> _DATASET ENTRIES_

* start *

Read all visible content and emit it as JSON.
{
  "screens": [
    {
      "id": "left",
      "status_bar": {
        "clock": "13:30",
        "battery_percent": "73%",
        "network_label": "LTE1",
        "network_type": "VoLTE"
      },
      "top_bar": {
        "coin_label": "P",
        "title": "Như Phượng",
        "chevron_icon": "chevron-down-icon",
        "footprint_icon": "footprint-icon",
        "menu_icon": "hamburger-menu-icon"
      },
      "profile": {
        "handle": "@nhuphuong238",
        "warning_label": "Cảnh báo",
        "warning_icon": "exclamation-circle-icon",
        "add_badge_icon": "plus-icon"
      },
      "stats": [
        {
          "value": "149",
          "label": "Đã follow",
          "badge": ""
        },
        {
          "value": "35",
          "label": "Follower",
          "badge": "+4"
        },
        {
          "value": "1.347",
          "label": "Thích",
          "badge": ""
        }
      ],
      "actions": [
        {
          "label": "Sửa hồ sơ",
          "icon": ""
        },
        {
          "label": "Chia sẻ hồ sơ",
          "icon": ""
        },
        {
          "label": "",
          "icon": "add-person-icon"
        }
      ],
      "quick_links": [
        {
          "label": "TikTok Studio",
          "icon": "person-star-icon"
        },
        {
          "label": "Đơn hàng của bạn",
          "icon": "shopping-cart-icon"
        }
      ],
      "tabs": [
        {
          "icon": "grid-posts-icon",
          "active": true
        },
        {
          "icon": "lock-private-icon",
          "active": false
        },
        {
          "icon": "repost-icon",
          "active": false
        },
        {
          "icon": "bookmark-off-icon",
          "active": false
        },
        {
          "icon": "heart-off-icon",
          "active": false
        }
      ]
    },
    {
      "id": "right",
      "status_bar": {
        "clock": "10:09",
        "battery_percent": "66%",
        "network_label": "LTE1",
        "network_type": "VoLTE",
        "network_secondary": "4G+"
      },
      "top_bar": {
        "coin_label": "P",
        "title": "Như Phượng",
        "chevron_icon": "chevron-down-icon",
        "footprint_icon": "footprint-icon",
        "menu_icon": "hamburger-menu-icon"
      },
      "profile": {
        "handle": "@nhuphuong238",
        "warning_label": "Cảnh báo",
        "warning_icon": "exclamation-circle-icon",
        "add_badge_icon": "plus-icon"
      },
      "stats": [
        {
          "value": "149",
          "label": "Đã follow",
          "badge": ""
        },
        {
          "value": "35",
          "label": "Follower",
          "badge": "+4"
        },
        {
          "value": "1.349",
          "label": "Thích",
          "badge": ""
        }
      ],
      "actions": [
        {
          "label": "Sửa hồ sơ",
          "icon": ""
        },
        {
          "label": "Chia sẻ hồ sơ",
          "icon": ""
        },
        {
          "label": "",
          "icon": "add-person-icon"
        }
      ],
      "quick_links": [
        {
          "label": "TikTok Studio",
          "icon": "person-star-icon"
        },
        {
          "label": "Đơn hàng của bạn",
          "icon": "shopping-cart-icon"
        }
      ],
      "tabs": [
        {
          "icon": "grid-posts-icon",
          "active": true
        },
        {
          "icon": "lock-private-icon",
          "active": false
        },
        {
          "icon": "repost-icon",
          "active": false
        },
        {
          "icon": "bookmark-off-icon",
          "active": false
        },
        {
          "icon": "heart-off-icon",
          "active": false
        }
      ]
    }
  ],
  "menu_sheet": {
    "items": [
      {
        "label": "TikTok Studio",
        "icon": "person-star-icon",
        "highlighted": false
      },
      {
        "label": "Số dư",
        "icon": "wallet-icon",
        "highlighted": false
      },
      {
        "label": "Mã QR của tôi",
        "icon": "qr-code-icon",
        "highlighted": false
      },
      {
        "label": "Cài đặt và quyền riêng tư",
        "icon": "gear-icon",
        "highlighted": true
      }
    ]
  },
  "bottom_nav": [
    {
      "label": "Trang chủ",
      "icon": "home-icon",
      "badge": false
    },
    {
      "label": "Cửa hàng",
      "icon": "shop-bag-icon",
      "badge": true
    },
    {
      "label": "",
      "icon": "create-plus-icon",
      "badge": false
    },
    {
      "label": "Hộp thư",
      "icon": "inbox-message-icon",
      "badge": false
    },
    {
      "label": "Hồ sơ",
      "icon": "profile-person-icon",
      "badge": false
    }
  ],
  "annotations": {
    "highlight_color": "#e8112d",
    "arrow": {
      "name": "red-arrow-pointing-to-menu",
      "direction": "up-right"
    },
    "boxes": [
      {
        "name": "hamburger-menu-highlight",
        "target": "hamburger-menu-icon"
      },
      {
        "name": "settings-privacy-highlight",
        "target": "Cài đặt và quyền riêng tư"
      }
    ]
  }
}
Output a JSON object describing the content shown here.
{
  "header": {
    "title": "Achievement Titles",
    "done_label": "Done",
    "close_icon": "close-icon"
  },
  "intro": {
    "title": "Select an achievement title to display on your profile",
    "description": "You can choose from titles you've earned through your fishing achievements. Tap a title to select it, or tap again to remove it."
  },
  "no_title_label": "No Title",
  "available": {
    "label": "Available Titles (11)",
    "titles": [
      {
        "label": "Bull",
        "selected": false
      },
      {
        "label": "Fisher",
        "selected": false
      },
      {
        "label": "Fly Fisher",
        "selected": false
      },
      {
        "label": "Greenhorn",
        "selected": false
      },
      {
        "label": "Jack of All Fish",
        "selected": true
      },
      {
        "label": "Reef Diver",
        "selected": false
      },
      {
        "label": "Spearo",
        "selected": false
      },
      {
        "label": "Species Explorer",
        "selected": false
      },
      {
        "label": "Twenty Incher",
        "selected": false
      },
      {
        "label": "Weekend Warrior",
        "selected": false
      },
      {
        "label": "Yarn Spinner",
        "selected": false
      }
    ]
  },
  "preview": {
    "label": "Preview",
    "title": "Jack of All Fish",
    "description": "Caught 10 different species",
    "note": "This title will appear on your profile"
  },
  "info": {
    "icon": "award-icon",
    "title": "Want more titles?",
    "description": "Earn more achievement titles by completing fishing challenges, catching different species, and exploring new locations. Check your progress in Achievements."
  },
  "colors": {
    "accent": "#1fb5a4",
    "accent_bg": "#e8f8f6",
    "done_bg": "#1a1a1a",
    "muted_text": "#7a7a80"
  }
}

* end *

> _REQUIRED TASK_
Repeat back the data above, exact to the last character.

> _FINAL RESULT_
Read all visible content and emit it as JSON.
{
  "screens": [
    {
      "id": "left",
      "status_bar": {
        "clock": "13:30",
        "battery_percent": "73%",
        "network_label": "LTE1",
        "network_type": "VoLTE"
      },
      "top_bar": {
        "coin_label": "P",
        "title": "Như Phượng",
        "chevron_icon": "chevron-down-icon",
        "footprint_icon": "footprint-icon",
        "menu_icon": "hamburger-menu-icon"
      },
      "profile": {
        "handle": "@nhuphuong238",
        "warning_label": "Cảnh báo",
        "warning_icon": "exclamation-circle-icon",
        "add_badge_icon": "plus-icon"
      },
      "stats": [
        {
          "value": "149",
          "label": "Đã follow",
          "badge": ""
        },
        {
          "value": "35",
          "label": "Follower",
          "badge": "+4"
        },
        {
          "value": "1.347",
          "label": "Thích",
          "badge": ""
        }
      ],
      "actions": [
        {
          "label": "Sửa hồ sơ",
          "icon": ""
        },
        {
          "label": "Chia sẻ hồ sơ",
          "icon": ""
        },
        {
          "label": "",
          "icon": "add-person-icon"
        }
      ],
      "quick_links": [
        {
          "label": "TikTok Studio",
          "icon": "person-star-icon"
        },
        {
          "label": "Đơn hàng của bạn",
          "icon": "shopping-cart-icon"
        }
      ],
      "tabs": [
        {
          "icon": "grid-posts-icon",
          "active": true
        },
        {
          "icon": "lock-private-icon",
          "active": false
        },
        {
          "icon": "repost-icon",
          "active": false
        },
        {
          "icon": "bookmark-off-icon",
          "active": false
        },
        {
          "icon": "heart-off-icon",
          "active": false
        }
      ]
    },
    {
      "id": "right",
      "status_bar": {
        "clock": "10:09",
        "battery_percent": "66%",
        "network_label": "LTE1",
        "network_type": "VoLTE",
        "network_secondary": "4G+"
      },
      "top_bar": {
        "coin_label": "P",
        "title": "Như Phượng",
        "chevron_icon": "chevron-down-icon",
        "footprint_icon": "footprint-icon",
        "menu_icon": "hamburger-menu-icon"
      },
      "profile": {
        "handle": "@nhuphuong238",
        "warning_label": "Cảnh báo",
        "warning_icon": "exclamation-circle-icon",
        "add_badge_icon": "plus-icon"
      },
      "stats": [
        {
          "value": "149",
          "label": "Đã follow",
          "badge": ""
        },
        {
          "value": "35",
          "label": "Follower",
          "badge": "+4"
        },
        {
          "value": "1.349",
          "label": "Thích",
          "badge": ""
        }
      ],
      "actions": [
        {
          "label": "Sửa hồ sơ",
          "icon": ""
        },
        {
          "label": "Chia sẻ hồ sơ",
          "icon": ""
        },
        {
          "label": "",
          "icon": "add-person-icon"
        }
      ],
      "quick_links": [
        {
          "label": "TikTok Studio",
          "icon": "person-star-icon"
        },
        {
          "label": "Đơn hàng của bạn",
          "icon": "shopping-cart-icon"
        }
      ],
      "tabs": [
        {
          "icon": "grid-posts-icon",
          "active": true
        },
        {
          "icon": "lock-private-icon",
          "active": false
        },
        {
          "icon": "repost-icon",
          "active": false
        },
        {
          "icon": "bookmark-off-icon",
          "active": false
        },
        {
          "icon": "heart-off-icon",
          "active": false
        }
      ]
    }
  ],
  "menu_sheet": {
    "items": [
      {
        "label": "TikTok Studio",
        "icon": "person-star-icon",
        "highlighted": false
      },
      {
        "label": "Số dư",
        "icon": "wallet-icon",
        "highlighted": false
      },
      {
        "label": "Mã QR của tôi",
        "icon": "qr-code-icon",
        "highlighted": false
      },
      {
        "label": "Cài đặt và quyền riêng tư",
        "icon": "gear-icon",
        "highlighted": true
      }
    ]
  },
  "bottom_nav": [
    {
      "label": "Trang chủ",
      "icon": "home-icon",
      "badge": false
    },
    {
      "label": "Cửa hàng",
      "icon": "shop-bag-icon",
      "badge": true
    },
    {
      "label": "",
      "icon": "create-plus-icon",
      "badge": false
    },
    {
      "label": "Hộp thư",
      "icon": "inbox-message-icon",
      "badge": false
    },
    {
      "label": "Hồ sơ",
      "icon": "profile-person-icon",
      "badge": false
    }
  ],
  "annotations": {
    "highlight_color": "#e8112d",
    "arrow": {
      "name": "red-arrow-pointing-to-menu",
      "direction": "up-right"
    },
    "boxes": [
      {
        "name": "hamburger-menu-highlight",
        "target": "hamburger-menu-icon"
      },
      {
        "name": "settings-privacy-highlight",
        "target": "Cài đặt và quyền riêng tư"
      }
    ]
  }
}
Output a JSON object describing the content shown here.
{
  "header": {
    "title": "Achievement Titles",
    "done_label": "Done",
    "close_icon": "close-icon"
  },
  "intro": {
    "title": "Select an achievement title to display on your profile",
    "description": "You can choose from titles you've earned through your fishing achievements. Tap a title to select it, or tap again to remove it."
  },
  "no_title_label": "No Title",
  "available": {
    "label": "Available Titles (11)",
    "titles": [
      {
        "label": "Bull",
        "selected": false
      },
      {
        "label": "Fisher",
        "selected": false
      },
      {
        "label": "Fly Fisher",
        "selected": false
      },
      {
        "label": "Greenhorn",
        "selected": false
      },
      {
        "label": "Jack of All Fish",
        "selected": true
      },
      {
        "label": "Reef Diver",
        "selected": false
      },
      {
        "label": "Spearo",
        "selected": false
      },
      {
        "label": "Species Explorer",
        "selected": false
      },
      {
        "label": "Twenty Incher",
        "selected": false
      },
      {
        "label": "Weekend Warrior",
        "selected": false
      },
      {
        "label": "Yarn Spinner",
        "selected": false
      }
    ]
  },
  "preview": {
    "label": "Preview",
    "title": "Jack of All Fish",
    "description": "Caught 10 different species",
    "note": "This title will appear on your profile"
  },
  "info": {
    "icon": "award-icon",
    "title": "Want more titles?",
    "description": "Earn more achievement titles by completing fishing challenges, catching different species, and exploring new locations. Check your progress in Achievements."
  },
  "colors": {
    "accent": "#1fb5a4",
    "accent_bg": "#e8f8f6",
    "done_bg": "#1a1a1a",
    "muted_text": "#7a7a80"
  }
}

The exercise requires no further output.